(Dataset items)
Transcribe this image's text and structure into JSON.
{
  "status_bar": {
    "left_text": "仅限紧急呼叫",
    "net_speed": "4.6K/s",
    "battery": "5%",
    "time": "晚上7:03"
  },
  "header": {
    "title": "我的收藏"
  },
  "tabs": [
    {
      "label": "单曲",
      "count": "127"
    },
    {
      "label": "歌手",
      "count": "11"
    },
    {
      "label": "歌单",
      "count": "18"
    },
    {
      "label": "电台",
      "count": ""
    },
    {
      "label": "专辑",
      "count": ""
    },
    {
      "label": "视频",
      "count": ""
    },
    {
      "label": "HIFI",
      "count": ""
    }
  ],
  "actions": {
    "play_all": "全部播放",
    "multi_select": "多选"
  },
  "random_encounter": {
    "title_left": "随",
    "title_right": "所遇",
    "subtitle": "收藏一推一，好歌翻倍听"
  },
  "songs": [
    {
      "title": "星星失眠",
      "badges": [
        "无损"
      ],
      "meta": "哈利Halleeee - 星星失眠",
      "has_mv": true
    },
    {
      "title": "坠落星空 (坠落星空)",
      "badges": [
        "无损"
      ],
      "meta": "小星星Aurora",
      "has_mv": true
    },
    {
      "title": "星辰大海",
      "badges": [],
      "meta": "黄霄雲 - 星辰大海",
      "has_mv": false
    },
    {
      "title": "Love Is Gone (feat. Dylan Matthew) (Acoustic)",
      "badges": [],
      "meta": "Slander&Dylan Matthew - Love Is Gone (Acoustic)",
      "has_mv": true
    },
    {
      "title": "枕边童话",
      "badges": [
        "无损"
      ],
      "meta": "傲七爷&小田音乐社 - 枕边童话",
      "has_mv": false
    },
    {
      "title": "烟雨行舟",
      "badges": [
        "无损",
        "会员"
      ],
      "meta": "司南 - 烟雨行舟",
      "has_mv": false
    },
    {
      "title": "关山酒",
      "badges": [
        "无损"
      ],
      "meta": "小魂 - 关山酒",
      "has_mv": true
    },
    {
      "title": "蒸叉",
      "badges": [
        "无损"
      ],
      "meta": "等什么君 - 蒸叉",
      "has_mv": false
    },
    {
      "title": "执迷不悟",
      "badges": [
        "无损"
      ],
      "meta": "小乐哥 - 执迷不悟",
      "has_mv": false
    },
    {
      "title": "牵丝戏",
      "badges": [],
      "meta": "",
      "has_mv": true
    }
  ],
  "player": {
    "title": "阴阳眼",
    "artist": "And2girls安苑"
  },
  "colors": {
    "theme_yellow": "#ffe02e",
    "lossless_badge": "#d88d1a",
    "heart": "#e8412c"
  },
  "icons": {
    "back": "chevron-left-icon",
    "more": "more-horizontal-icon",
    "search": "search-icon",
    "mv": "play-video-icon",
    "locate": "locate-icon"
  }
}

> **REQUIRED TASK**: Write out the whole listing again, exactly as it stands.

> **COMPLETED TASK**:
Transcribe this image's text and structure into JSON.
{
  "status_bar": {
    "left_text": "仅限紧急呼叫",
    "net_speed": "4.6K/s",
    "battery": "5%",
    "time": "晚上7:03"
  },
  "header": {
    "title": "我的收藏"
  },
  "tabs": [
    {
      "label": "单曲",
      "count": "127"
    },
    {
      "label": "歌手",
      "count": "11"
    },
    {
      "label": "歌单",
      "count": "18"
    },
    {
      "label": "电台",
      "count": ""
    },
    {
      "label": "专辑",
      "count": ""
    },
    {
      "label": "视频",
      "count": ""
    },
    {
      "label": "HIFI",
      "count": ""
    }
  ],
  "actions": {
    "play_all": "全部播放",
    "multi_select": "多选"
  },
  "random_encounter": {
    "title_left": "随",
    "title_right": "所遇",
    "subtitle": "收藏一推一，好歌翻倍听"
  },
  "songs": [
    {
      "title": "星星失眠",
      "badges": [
        "无损"
      ],
      "meta": "哈利Halleeee - 星星失眠",
      "has_mv": true
    },
    {
      "title": "坠落星空 (坠落星空)",
      "badges": [
        "无损"
      ],
      "meta": "小星星Aurora",
      "has_mv": true
    },
    {
      "title": "星辰大海",
      "badges": [],
      "meta": "黄霄雲 - 星辰大海",
      "has_mv": false
    },
    {
      "title": "Love Is Gone (feat. Dylan Matthew) (Acoustic)",
      "badges": [],
      "meta": "Slander&Dylan Matthew - Love Is Gone (Acoustic)",
      "has_mv": true
    },
    {
      "title": "枕边童话",
      "badges": [
        "无损"
      ],
      "meta": "傲七爷&小田音乐社 - 枕边童话",
      "has_mv": false
    },
    {
      "title": "烟雨行舟",
      "badges": [
        "无损",
        "会员"
      ],
      "meta": "司南 - 烟雨行舟",
      "has_mv": false
    },
    {
      "title": "关山酒",
      "badges": [
        "无损"
      ],
      "meta": "小魂 - 关山酒",
      "has_mv": true
    },
    {
      "title": "蒸叉",
      "badges": [
        "无损"
      ],
      "meta": "等什么君 - 蒸叉",
      "has_mv": false
    },
    {
      "title": "执迷不悟",
      "badges": [
        "无损"
      ],
      "meta": "小乐哥 - 执迷不悟",
      "has_mv": false
    },
    {
      "title": "牵丝戏",
      "badges": [],
      "meta": "",
      "has_mv": true
    }
  ],
  "player": {
    "title": "阴阳眼",
    "artist": "And2girls安苑"
  },
  "colors": {
    "theme_yellow": "#ffe02e",
    "lossless_badge": "#d88d1a",
    "heart": "#e8412c"
  },
  "icons": {
    "back": "chevron-left-icon",
    "more": "more-horizontal-icon",
    "search": "search-icon",
    "mv": "play-video-icon",
    "locate": "locate-icon"
  }
}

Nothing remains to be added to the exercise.